> _Exercise directions_
Provide nothing but the number of lines containing the string "Junction".

[START]

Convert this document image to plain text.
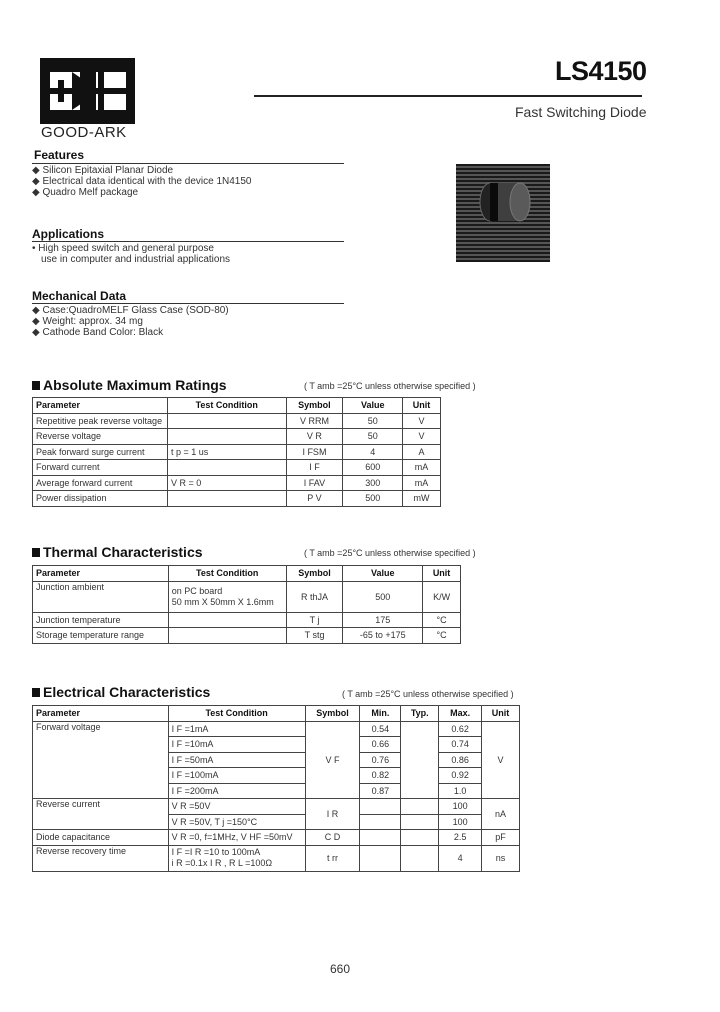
GOOD-ARK
LS4150
Fast Switching Diode
Features
◆ Silicon Epitaxial Planar Diode
◆ Electrical data identical with the device 1N4150
◆ Quadro Melf package
Applications
• High speed switch and general purpose
use in computer and industrial applications
Mechanical Data
◆ Case:QuadroMELF Glass Case (SOD-80)
◆ Weight: approx. 34 mg
◆ Cathode Band Color: Black
Absolute Maximum Ratings	( T amb =25°C unless otherwise specified )
Parameter	Test Condition	Symbol	Value	Unit
Repetitive peak reverse voltage		V RRM	50	V
Reverse voltage		V R	50	V
Peak forward surge current	t p = 1 us	I FSM	4	A
Forward current		I F	600	mA
Average forward current	V R = 0	I FAV	300	mA
Power dissipation		P V	500	mW
Thermal Characteristics	( T amb =25°C unless otherwise specified )
Parameter	Test Condition	Symbol	Value	Unit
Junction ambient	on PC board
50 mm X 50mm X 1.6mm	R thJA	500	K/W
Junction temperature		T j	175	°C
Storage temperature range		T stg	-65 to +175	°C
Electrical Characteristics	( T amb =25°C unless otherwise specified )
Parameter	Test Condition	Symbol	Min.	Typ.	Max.	Unit
Forward voltage	I F =1mA	V F	0.54		0.62	V
	I F =10mA		0.66		0.74	
	I F =50mA		0.76		0.86	
	I F =100mA		0.82		0.92	
	I F =200mA		0.87		1.0	
Reverse current	V R =50V	I R			100	nA
	V R =50V, T j =150°C				100	
Diode capacitance	V R =0, f=1MHz, V HF =50mV	C D			2.5	pF
Reverse recovery time	I F =I R =10 to 100mA
i R =0.1x I R , R L =100Ω	t rr			4	ns
660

[END]

> _Solution_
2